- Task to carry out -
Type out all the records word for word. Any pictures are to be left out.

++++++

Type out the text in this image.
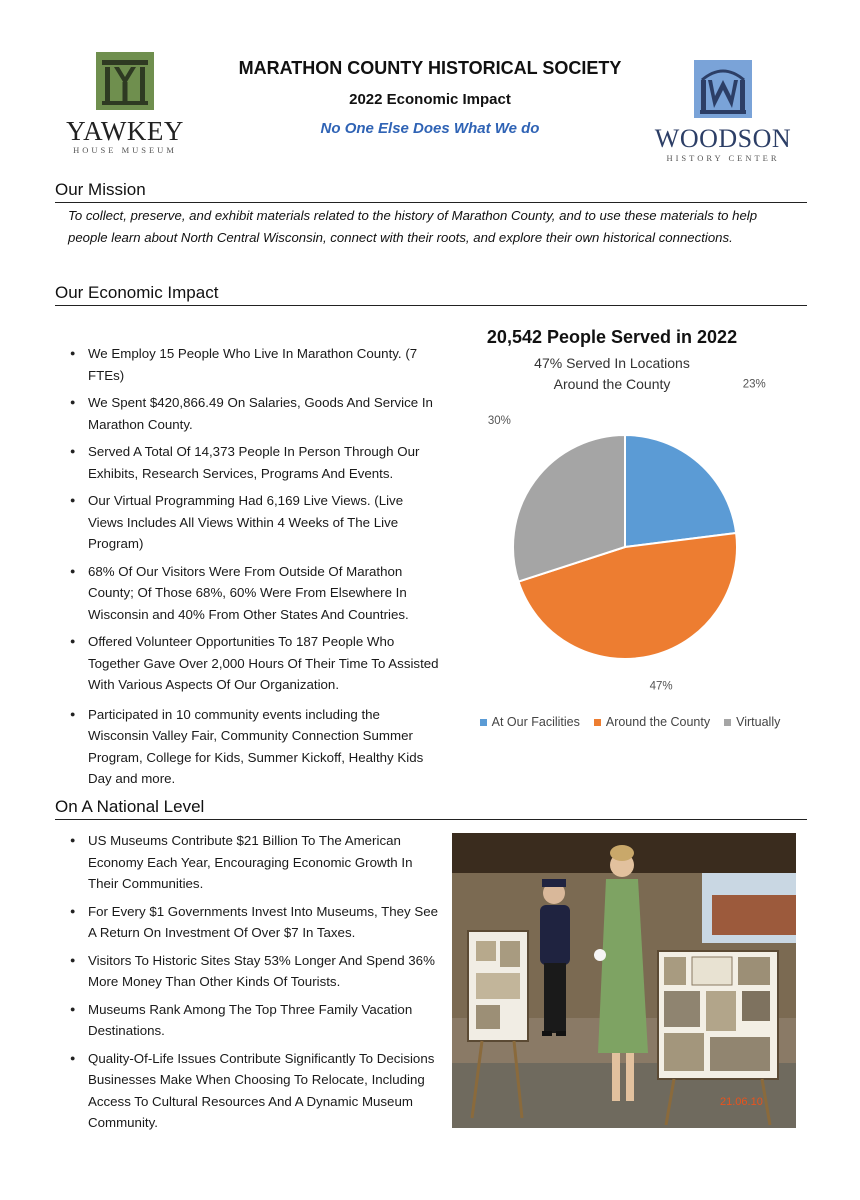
YAWKEY
HOUSE MUSEUM
MARATHON COUNTY HISTORICAL SOCIETY
2022 Economic Impact
No One Else Does What We do	WOODSON
HISTORY CENTER
Our Mission
To collect, preserve, and exhibit materials related to the history of Marathon County, and to use these materials to help people learn about North Central Wisconsin, connect with their roots, and explore their own historical connections.
Our Economic Impact
● We Employ 15 People Who Live In Marathon County. (7 FTEs)
● We Spent $420,866.49 On Salaries, Goods And Service In Marathon County.
● Served A Total Of 14,373 People In Person Through Our Exhibits, Research Services, Programs And Events.
● Our Virtual Programming Had 6,169 Live Views. (Live Views Includes All Views Within 4 Weeks of The Live Program)
● 68% Of Our Visitors Were From Outside Of Marathon County; Of Those 68%, 60% Were From Elsewhere In Wisconsin and 40% From Other States And Countries.
● Offered Volunteer Opportunities To 187 People Who Together Gave Over 2,000 Hours Of Their Time To Assisted With Various Aspects Of Our Organization.
● Participated in 10 community events including the Wisconsin Valley Fair, Community Connection Summer Program, College for Kids, Summer Kickoff, Healthy Kids Day and more.
20,542 People Served in 2022
47% Served In Locations
Around the County	23%
47%
30%
At Our Facilities Around the County Virtually
On A National Level
● US Museums Contribute $21 Billion To The American Economy Each Year, Encouraging Economic Growth In Their Communities.
● For Every $1 Governments Invest Into Museums, They See A Return On Investment Of Over $7 In Taxes.
● Visitors To Historic Sites Stay 53% Longer And Spend 36% More Money Than Other Kinds Of Tourists.
● Museums Rank Among The Top Three Family Vacation Destinations.
● Quality-Of-Life Issues Contribute Significantly To Decisions Businesses Make When Choosing To Relocate, Including Access To Cultural Resources And A Dynamic Museum Community.
21.06.10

++++++

- Written solution -
Type out the text in this image.
YAWKEY
HOUSE MUSEUM
MARATHON COUNTY HISTORICAL SOCIETY
2022 Economic Impact
No One Else Does What We do	WOODSON
HISTORY CENTER
Our Mission
To collect, preserve, and exhibit materials related to the history of Marathon County, and to use these materials to help people learn about North Central Wisconsin, connect with their roots, and explore their own historical connections.
Our Economic Impact
● We Employ 15 People Who Live In Marathon County. (7 FTEs)
● We Spent $420,866.49 On Salaries, Goods And Service In Marathon County.
● Served A Total Of 14,373 People In Person Through Our Exhibits, Research Services, Programs And Events.
● Our Virtual Programming Had 6,169 Live Views. (Live Views Includes All Views Within 4 Weeks of The Live Program)
● 68% Of Our Visitors Were From Outside Of Marathon County; Of Those 68%, 60% Were From Elsewhere In Wisconsin and 40% From Other States And Countries.
● Offered Volunteer Opportunities To 187 People Who Together Gave Over 2,000 Hours Of Their Time To Assisted With Various Aspects Of Our Organization.
● Participated in 10 community events including the Wisconsin Valley Fair, Community Connection Summer Program, College for Kids, Summer Kickoff, Healthy Kids Day and more.
20,542 People Served in 2022
47% Served In Locations
Around the County	23%
47%
30%
At Our Facilities Around the County Virtually
On A National Level
● US Museums Contribute $21 Billion To The American Economy Each Year, Encouraging Economic Growth In Their Communities.
● For Every $1 Governments Invest Into Museums, They See A Return On Investment Of Over $7 In Taxes.
● Visitors To Historic Sites Stay 53% Longer And Spend 36% More Money Than Other Kinds Of Tourists.
● Museums Rank Among The Top Three Family Vacation Destinations.
● Quality-Of-Life Issues Contribute Significantly To Decisions Businesses Make When Choosing To Relocate, Including Access To Cultural Resources And A Dynamic Museum Community.
21.06.10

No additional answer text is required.